Requirement: Check every line for the word "связанные" and state how many lines have it. Reply with the number alone.

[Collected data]

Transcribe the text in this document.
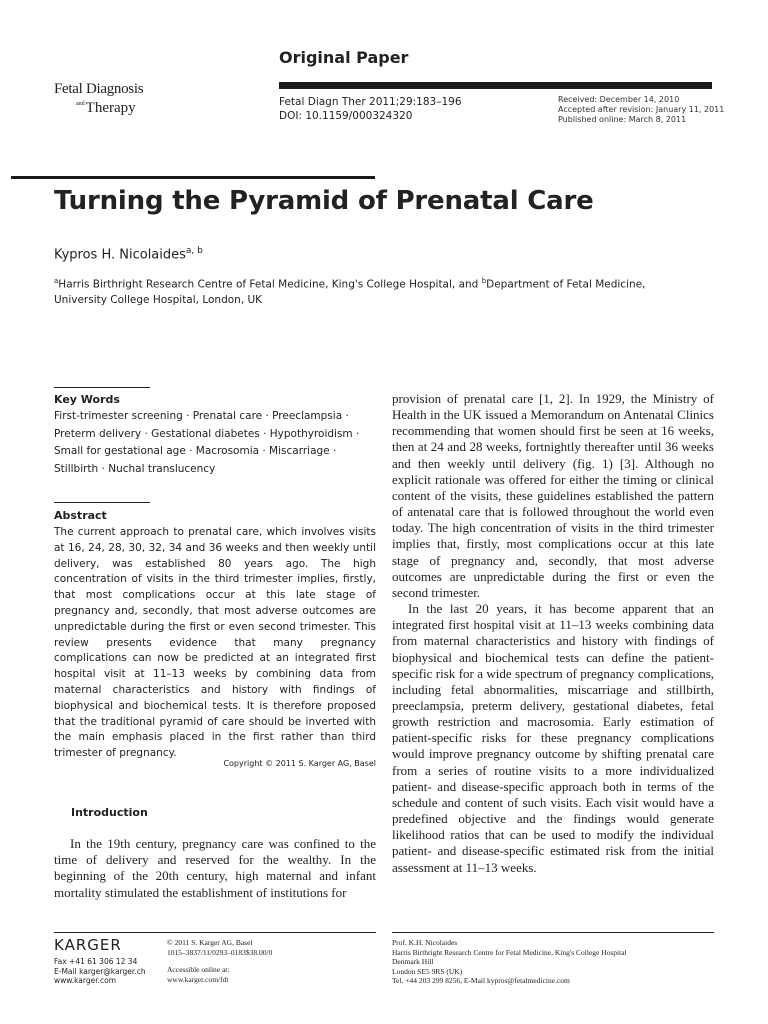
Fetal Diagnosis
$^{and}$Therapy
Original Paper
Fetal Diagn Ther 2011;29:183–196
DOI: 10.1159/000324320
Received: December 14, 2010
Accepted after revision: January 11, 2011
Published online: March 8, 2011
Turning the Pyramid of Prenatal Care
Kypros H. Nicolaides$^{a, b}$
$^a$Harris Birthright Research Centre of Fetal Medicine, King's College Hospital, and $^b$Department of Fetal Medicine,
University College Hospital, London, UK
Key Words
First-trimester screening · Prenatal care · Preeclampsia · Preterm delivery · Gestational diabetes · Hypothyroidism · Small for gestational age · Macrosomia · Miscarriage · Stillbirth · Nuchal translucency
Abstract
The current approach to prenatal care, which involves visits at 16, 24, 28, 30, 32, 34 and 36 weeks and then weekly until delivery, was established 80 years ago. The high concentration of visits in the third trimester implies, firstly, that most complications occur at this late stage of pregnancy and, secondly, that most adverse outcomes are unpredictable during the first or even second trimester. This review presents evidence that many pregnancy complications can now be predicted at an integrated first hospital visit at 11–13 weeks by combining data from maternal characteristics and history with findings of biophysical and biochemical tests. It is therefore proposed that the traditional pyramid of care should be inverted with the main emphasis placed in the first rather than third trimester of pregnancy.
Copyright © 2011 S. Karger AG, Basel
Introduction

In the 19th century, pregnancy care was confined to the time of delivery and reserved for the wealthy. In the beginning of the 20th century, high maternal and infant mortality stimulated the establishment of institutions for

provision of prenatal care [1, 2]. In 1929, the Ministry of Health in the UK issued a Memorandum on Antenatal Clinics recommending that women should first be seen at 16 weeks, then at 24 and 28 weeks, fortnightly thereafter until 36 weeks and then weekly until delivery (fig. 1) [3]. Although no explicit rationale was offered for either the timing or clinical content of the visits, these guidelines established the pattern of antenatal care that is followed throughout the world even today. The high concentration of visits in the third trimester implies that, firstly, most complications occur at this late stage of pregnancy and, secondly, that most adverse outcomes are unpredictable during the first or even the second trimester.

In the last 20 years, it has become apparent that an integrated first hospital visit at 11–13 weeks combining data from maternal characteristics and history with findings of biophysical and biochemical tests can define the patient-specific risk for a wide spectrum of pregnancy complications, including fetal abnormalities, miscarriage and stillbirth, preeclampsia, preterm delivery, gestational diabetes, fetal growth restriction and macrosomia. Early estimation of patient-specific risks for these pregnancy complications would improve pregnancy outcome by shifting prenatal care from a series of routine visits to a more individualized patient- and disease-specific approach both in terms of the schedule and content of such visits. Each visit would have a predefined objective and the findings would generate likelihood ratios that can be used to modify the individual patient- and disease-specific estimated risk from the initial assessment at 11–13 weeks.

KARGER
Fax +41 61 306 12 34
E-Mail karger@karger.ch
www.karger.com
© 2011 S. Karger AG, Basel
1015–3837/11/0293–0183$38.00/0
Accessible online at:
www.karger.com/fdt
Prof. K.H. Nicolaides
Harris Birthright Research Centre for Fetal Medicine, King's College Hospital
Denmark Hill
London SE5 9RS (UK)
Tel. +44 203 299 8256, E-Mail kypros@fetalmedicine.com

---

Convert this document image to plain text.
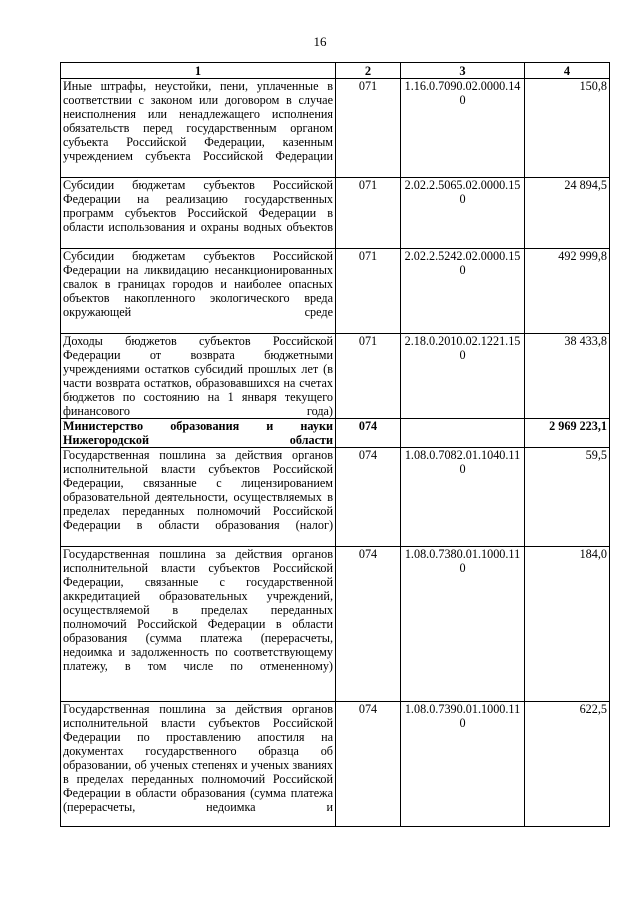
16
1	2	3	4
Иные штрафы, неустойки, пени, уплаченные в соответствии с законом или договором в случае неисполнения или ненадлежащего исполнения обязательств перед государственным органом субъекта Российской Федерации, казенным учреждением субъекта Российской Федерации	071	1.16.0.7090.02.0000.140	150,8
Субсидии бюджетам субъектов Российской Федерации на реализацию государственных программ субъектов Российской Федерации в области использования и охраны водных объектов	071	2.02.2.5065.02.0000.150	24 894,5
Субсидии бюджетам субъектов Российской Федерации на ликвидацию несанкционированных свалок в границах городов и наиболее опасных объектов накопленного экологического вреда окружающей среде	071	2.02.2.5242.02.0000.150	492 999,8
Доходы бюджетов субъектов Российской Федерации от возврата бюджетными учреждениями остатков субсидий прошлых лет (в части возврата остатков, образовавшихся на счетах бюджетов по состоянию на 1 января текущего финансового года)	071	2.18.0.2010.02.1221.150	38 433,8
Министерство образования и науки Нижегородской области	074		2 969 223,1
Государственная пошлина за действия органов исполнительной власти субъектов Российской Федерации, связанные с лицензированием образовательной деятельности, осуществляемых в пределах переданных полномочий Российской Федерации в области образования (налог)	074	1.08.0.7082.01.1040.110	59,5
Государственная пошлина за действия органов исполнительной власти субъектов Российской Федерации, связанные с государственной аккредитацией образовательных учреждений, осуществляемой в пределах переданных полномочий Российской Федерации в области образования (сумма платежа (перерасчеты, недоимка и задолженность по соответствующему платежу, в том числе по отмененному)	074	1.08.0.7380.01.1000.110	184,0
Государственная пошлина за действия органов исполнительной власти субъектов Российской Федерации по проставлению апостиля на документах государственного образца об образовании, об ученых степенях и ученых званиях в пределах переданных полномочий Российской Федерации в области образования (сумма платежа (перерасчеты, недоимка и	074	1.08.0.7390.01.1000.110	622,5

Solved exercise: 2